**Task description**: Every line below that holds the string "Choose" should be copied out.

**Supplied information**:

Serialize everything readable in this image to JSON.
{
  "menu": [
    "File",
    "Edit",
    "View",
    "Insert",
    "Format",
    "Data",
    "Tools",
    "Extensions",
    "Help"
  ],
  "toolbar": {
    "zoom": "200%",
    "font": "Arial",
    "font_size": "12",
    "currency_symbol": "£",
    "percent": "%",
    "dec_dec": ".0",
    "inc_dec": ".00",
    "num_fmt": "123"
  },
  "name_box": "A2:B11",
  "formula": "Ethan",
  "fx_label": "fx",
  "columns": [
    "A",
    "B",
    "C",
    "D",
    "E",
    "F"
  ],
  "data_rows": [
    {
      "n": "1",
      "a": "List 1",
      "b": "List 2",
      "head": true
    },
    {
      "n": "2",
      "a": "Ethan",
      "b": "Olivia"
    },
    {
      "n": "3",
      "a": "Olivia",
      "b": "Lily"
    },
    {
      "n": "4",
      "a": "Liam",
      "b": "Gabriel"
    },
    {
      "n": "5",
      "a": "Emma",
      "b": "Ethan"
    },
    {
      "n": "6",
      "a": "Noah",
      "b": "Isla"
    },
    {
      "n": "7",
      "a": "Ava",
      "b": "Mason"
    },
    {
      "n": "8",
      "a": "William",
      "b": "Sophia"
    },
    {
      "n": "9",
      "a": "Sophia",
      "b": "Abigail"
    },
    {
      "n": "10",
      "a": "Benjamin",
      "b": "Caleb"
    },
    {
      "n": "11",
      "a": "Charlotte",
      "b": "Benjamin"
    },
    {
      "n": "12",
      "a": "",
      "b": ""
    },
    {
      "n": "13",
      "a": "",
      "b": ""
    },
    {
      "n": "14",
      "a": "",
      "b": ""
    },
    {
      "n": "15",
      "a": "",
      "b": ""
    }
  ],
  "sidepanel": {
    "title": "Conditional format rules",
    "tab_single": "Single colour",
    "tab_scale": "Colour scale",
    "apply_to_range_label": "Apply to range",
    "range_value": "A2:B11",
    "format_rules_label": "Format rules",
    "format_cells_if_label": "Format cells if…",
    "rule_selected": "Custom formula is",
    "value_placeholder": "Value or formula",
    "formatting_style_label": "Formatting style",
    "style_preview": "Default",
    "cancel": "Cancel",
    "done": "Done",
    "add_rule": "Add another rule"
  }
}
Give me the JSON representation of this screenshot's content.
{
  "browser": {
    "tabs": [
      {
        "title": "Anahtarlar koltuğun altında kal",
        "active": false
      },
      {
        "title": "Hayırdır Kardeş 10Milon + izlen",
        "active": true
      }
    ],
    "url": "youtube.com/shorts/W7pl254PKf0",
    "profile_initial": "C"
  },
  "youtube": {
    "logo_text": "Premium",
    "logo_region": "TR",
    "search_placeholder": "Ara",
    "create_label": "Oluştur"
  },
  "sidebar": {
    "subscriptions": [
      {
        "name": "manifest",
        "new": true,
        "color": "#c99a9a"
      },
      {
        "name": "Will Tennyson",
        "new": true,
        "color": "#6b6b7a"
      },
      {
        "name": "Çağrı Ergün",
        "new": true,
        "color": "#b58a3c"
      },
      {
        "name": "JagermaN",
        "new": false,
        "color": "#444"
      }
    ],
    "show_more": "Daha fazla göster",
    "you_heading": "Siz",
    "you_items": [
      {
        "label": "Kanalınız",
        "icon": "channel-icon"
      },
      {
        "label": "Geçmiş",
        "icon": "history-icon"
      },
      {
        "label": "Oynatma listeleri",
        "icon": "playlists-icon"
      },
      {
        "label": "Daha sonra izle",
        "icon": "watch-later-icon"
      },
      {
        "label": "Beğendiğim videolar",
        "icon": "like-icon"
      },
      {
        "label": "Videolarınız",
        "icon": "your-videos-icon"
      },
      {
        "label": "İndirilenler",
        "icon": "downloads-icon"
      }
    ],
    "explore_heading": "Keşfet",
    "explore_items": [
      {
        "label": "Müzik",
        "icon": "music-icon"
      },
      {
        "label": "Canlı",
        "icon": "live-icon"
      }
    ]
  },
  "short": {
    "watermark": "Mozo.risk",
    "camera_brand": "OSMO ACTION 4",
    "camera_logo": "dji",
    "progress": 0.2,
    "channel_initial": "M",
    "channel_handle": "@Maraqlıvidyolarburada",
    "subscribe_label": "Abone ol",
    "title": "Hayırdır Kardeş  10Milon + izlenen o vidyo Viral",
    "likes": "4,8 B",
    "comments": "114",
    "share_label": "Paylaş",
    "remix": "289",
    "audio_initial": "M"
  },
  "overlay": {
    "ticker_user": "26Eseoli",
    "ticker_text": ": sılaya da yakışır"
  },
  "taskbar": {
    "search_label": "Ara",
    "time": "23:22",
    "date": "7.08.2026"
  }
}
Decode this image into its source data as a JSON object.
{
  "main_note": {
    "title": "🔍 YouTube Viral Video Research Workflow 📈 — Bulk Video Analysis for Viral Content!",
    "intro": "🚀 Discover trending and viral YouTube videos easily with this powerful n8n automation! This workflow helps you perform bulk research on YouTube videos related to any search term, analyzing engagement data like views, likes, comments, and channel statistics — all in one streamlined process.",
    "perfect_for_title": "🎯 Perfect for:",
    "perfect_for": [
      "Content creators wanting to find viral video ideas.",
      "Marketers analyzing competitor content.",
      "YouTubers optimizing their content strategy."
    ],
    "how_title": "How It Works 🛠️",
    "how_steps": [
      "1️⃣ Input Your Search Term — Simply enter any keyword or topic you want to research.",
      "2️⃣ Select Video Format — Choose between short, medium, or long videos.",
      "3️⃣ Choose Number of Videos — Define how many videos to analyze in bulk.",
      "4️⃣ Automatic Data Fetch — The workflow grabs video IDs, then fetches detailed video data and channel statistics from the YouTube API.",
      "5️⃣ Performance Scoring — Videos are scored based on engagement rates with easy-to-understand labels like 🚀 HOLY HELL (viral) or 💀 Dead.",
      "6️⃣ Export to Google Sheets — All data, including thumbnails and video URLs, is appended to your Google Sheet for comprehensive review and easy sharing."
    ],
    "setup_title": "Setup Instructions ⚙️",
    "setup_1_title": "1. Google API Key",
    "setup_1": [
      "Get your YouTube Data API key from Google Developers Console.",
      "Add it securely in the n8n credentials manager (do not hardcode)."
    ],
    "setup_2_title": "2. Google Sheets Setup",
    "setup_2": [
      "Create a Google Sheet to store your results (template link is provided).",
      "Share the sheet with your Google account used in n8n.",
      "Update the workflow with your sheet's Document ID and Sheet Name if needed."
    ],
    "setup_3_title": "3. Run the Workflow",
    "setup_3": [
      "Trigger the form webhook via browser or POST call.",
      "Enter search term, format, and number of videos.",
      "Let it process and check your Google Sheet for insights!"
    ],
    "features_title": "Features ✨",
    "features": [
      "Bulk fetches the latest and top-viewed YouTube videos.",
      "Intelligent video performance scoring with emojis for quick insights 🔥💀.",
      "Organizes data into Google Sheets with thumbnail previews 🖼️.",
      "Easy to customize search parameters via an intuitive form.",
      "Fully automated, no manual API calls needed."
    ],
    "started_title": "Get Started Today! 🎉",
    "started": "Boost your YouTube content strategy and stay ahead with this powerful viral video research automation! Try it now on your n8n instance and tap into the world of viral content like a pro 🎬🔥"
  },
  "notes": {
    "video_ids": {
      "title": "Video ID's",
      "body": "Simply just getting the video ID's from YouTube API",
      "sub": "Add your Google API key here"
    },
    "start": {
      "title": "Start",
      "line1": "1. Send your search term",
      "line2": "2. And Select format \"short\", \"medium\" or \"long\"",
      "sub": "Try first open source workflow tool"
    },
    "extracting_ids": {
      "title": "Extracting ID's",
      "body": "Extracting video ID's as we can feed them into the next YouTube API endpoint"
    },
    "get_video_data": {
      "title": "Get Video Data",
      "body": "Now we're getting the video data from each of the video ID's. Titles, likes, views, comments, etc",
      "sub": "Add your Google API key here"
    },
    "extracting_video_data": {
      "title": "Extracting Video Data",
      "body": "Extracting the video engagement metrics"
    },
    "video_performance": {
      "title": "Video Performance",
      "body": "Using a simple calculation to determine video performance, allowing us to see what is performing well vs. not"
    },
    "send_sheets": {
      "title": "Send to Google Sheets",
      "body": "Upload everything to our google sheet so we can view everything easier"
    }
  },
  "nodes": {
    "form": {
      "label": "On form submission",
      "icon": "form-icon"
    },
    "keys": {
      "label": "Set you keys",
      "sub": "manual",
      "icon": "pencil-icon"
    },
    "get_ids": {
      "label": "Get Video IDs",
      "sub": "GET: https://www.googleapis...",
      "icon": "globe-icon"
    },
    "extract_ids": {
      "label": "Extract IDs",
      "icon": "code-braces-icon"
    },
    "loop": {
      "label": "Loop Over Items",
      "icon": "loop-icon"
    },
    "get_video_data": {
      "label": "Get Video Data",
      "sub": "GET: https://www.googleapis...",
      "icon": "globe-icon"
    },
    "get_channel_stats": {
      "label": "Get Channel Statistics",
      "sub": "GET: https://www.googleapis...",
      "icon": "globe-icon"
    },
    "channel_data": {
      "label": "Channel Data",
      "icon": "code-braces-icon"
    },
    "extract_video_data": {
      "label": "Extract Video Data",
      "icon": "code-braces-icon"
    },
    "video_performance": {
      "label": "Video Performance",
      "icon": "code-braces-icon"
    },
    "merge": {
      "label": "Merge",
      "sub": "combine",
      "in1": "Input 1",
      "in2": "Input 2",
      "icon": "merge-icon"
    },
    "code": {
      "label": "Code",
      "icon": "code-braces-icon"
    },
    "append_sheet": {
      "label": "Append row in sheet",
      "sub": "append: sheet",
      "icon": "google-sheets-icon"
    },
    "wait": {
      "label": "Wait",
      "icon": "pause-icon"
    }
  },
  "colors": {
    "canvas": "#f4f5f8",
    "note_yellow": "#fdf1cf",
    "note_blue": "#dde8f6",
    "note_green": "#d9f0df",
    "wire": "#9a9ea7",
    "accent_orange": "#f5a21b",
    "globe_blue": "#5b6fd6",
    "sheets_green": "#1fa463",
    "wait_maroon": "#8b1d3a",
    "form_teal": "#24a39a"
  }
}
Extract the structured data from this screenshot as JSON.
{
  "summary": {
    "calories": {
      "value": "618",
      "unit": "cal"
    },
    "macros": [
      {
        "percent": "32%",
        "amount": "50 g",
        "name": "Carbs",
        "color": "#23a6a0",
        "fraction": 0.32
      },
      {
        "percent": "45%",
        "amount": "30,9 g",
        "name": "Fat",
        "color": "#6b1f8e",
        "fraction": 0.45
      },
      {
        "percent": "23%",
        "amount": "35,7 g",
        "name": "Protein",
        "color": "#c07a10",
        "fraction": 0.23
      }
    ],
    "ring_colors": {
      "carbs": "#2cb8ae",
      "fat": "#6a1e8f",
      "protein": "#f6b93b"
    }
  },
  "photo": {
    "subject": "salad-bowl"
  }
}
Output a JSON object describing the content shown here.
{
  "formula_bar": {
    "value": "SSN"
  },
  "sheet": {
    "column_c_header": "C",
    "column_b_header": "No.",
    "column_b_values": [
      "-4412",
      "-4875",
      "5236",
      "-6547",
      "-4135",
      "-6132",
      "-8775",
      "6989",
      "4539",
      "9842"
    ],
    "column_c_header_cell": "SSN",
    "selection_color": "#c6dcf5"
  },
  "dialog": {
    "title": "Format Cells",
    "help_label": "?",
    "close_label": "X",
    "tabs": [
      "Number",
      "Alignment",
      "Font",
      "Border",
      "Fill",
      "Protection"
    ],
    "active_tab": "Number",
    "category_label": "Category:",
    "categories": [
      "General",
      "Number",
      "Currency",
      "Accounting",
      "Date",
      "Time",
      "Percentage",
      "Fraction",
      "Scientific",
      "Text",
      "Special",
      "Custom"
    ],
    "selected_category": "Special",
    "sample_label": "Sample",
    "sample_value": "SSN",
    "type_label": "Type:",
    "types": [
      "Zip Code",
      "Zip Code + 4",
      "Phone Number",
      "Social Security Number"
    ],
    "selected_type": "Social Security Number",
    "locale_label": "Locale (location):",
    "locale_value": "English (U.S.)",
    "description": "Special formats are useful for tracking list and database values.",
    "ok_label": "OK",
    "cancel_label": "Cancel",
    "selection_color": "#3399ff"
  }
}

**Task output**:
      "2️⃣ Select Video Format — Choose between short, medium, or long videos.",
      "3️⃣ Choose Number of Videos — Define how many videos to analyze in bulk.",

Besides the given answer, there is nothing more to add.